What is being asked
Look at the entries below and reproduce them exactly.
* begin Data *
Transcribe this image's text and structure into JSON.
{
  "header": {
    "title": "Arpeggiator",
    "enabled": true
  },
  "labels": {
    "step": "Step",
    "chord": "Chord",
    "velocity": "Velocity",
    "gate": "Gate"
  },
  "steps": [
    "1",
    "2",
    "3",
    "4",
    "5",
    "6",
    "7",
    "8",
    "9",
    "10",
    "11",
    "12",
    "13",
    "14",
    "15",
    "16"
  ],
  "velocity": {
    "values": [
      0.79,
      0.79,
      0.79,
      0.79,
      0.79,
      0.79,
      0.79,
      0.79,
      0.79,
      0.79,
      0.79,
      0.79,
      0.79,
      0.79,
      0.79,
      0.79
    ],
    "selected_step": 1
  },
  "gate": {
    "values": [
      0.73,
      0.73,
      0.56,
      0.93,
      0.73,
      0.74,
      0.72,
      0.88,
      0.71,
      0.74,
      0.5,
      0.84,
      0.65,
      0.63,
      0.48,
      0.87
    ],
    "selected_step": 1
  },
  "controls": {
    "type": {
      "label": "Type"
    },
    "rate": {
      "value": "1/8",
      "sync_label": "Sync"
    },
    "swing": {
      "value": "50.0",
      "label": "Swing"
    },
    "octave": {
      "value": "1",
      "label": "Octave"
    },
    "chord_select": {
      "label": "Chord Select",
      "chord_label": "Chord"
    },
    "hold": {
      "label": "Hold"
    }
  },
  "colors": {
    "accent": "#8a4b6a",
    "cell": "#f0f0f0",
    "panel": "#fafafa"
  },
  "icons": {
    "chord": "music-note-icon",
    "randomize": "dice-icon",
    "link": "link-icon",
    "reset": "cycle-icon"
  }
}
* end Data *
Solution to the problem
Transcribe this image's text and structure into JSON.
{
  "header": {
    "title": "Arpeggiator",
    "enabled": true
  },
  "labels": {
    "step": "Step",
    "chord": "Chord",
    "velocity": "Velocity",
    "gate": "Gate"
  },
  "steps": [
    "1",
    "2",
    "3",
    "4",
    "5",
    "6",
    "7",
    "8",
    "9",
    "10",
    "11",
    "12",
    "13",
    "14",
    "15",
    "16"
  ],
  "velocity": {
    "values": [
      0.79,
      0.79,
      0.79,
      0.79,
      0.79,
      0.79,
      0.79,
      0.79,
      0.79,
      0.79,
      0.79,
      0.79,
      0.79,
      0.79,
      0.79,
      0.79
    ],
    "selected_step": 1
  },
  "gate": {
    "values": [
      0.73,
      0.73,
      0.56,
      0.93,
      0.73,
      0.74,
      0.72,
      0.88,
      0.71,
      0.74,
      0.5,
      0.84,
      0.65,
      0.63,
      0.48,
      0.87
    ],
    "selected_step": 1
  },
  "controls": {
    "type": {
      "label": "Type"
    },
    "rate": {
      "value": "1/8",
      "sync_label": "Sync"
    },
    "swing": {
      "value": "50.0",
      "label": "Swing"
    },
    "octave": {
      "value": "1",
      "label": "Octave"
    },
    "chord_select": {
      "label": "Chord Select",
      "chord_label": "Chord"
    },
    "hold": {
      "label": "Hold"
    }
  },
  "colors": {
    "accent": "#8a4b6a",
    "cell": "#f0f0f0",
    "panel": "#fafafa"
  },
  "icons": {
    "chord": "music-note-icon",
    "randomize": "dice-icon",
    "link": "link-icon",
    "reset": "cycle-icon"
  }
}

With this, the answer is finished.